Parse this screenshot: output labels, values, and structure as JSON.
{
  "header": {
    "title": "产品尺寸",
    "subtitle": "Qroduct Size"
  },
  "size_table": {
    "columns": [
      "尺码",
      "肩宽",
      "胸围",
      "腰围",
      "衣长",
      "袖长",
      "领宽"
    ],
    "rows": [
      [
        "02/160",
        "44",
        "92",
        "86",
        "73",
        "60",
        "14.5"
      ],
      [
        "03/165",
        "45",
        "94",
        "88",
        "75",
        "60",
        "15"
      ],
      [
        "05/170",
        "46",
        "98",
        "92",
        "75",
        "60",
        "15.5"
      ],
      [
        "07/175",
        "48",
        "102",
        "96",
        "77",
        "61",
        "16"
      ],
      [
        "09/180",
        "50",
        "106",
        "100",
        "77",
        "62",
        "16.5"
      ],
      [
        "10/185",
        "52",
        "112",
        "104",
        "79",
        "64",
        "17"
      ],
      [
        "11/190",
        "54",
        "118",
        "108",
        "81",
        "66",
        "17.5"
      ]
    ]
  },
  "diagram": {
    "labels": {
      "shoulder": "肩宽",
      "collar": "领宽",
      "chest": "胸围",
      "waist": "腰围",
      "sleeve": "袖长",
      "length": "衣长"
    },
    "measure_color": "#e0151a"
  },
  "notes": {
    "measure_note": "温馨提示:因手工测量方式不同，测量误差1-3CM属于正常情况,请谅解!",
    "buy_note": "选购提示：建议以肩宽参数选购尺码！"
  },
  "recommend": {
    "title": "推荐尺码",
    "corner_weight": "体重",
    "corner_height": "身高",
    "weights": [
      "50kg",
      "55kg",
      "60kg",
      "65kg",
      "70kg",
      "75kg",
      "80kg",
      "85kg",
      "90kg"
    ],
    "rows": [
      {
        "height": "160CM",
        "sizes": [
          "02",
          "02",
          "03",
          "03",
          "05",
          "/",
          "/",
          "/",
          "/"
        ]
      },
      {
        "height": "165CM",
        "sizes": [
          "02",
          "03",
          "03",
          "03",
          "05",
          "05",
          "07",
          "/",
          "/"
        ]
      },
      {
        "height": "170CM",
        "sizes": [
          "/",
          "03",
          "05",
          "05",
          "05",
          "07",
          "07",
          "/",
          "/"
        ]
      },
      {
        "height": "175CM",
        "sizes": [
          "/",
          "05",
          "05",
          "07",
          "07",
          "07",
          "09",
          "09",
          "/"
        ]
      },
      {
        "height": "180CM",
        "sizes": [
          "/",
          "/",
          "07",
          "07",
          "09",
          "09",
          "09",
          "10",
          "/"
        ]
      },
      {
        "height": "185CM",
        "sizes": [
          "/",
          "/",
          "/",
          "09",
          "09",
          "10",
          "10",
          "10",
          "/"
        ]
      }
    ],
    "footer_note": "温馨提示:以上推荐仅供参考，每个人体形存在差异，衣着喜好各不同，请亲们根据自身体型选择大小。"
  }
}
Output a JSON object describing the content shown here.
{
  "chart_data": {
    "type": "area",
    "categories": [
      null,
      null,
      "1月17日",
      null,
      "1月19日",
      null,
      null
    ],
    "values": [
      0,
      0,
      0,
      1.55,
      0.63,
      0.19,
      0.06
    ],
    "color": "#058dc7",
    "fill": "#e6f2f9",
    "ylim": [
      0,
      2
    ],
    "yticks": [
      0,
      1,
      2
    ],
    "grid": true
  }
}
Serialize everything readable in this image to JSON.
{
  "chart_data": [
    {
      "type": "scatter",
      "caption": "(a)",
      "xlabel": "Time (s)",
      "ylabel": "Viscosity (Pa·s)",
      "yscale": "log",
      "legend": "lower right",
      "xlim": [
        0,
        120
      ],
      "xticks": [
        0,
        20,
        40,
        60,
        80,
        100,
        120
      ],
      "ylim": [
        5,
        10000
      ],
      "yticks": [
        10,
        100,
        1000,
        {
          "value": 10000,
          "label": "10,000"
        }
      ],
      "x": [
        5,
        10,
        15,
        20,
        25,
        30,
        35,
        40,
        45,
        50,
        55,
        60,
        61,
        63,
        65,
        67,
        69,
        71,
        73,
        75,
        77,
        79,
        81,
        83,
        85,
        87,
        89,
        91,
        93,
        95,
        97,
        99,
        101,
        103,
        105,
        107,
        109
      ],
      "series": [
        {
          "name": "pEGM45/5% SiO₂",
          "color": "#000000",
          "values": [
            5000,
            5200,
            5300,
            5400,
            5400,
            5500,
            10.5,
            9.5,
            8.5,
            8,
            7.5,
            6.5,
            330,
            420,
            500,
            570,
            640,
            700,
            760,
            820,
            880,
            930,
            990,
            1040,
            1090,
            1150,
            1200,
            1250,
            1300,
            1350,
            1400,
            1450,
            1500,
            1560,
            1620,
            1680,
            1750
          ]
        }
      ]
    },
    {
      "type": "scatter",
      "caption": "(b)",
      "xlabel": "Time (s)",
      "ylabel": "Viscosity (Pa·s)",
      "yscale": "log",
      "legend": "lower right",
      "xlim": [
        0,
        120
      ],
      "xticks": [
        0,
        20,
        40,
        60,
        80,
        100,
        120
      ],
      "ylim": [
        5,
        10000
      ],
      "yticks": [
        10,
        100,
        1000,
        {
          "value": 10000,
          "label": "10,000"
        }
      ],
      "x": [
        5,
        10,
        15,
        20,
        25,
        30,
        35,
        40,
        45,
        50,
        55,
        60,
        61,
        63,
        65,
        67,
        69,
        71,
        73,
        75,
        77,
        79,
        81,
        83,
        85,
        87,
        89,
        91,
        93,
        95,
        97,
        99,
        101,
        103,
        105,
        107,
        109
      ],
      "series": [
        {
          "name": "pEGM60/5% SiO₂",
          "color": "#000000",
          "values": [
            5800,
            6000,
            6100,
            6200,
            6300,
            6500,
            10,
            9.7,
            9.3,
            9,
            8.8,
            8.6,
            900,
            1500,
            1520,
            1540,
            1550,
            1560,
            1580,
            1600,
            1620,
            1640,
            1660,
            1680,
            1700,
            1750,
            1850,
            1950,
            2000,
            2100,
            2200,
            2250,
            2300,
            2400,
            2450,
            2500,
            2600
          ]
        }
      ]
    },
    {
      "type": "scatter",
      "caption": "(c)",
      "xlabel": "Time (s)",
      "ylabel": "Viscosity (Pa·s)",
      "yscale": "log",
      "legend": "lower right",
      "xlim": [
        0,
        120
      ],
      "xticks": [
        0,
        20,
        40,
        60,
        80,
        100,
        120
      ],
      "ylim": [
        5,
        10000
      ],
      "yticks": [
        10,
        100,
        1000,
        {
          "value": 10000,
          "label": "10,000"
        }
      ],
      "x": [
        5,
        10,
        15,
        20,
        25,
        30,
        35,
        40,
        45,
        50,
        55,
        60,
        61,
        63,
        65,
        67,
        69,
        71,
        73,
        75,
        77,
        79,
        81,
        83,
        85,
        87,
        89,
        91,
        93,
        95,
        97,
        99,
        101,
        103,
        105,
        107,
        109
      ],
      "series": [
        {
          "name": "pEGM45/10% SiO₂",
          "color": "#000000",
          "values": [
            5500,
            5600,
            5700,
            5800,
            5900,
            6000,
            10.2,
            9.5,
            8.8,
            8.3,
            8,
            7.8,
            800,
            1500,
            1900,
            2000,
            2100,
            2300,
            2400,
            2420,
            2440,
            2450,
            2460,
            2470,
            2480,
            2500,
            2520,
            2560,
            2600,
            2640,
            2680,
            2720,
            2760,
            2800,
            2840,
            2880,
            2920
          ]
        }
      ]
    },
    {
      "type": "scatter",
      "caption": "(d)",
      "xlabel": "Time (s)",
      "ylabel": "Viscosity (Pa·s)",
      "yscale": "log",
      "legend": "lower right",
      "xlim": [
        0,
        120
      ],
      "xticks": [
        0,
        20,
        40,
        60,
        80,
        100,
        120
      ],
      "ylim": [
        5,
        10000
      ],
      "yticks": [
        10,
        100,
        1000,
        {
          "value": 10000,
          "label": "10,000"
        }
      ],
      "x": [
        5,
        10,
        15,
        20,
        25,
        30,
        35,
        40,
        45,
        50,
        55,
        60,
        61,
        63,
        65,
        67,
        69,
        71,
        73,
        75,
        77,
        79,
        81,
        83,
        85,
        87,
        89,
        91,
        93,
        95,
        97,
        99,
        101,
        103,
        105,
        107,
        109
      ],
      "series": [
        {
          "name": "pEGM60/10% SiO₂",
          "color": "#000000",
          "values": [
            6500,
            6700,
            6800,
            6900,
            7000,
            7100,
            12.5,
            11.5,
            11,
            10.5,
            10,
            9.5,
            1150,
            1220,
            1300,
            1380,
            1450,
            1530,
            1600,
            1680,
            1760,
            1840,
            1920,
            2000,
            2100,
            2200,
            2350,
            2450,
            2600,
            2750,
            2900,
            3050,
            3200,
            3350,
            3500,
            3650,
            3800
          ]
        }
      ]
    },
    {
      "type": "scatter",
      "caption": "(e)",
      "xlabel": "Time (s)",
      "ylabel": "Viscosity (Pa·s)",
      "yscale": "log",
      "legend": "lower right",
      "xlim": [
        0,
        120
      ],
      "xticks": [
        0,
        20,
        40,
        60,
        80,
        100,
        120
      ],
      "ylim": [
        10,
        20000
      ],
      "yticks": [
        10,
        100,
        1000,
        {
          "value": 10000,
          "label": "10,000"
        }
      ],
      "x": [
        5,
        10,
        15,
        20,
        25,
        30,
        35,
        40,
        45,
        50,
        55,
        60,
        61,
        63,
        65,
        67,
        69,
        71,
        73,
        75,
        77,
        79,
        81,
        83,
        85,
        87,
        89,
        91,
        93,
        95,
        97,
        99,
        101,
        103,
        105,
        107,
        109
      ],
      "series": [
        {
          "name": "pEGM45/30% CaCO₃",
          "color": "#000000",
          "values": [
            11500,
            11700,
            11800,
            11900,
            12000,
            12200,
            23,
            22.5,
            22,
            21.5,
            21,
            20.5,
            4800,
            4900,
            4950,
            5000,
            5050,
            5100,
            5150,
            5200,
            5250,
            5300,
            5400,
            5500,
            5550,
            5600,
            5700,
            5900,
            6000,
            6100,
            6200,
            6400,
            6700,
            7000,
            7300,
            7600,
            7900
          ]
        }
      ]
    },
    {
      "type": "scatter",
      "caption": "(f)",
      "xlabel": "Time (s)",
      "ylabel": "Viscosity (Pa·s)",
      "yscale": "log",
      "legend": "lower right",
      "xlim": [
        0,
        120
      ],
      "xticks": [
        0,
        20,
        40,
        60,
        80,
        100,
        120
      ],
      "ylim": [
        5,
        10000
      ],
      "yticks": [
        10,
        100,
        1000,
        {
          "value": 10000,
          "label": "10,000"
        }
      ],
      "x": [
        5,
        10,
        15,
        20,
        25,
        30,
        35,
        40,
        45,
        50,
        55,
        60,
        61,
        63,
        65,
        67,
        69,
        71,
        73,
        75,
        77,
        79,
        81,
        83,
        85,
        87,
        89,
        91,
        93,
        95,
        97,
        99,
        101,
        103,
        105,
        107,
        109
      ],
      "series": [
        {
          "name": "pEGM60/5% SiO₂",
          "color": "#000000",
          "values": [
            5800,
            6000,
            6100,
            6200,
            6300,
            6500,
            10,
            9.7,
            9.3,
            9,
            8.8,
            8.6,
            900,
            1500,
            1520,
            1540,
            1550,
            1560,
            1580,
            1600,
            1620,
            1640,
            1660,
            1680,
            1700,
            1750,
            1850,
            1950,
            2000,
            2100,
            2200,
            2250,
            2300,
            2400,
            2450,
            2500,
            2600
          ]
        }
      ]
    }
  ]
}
========
Aim of the task: Find every line in the records that contains the word "name"; copy those lines.

Worked answer:
          "name": "pEGM45/5% SiO₂",
          "name": "pEGM60/5% SiO₂",
          "name": "pEGM45/10% SiO₂",
          "name": "pEGM60/10% SiO₂",
          "name": "pEGM45/30% CaCO₃",
          "name": "pEGM60/5% SiO₂",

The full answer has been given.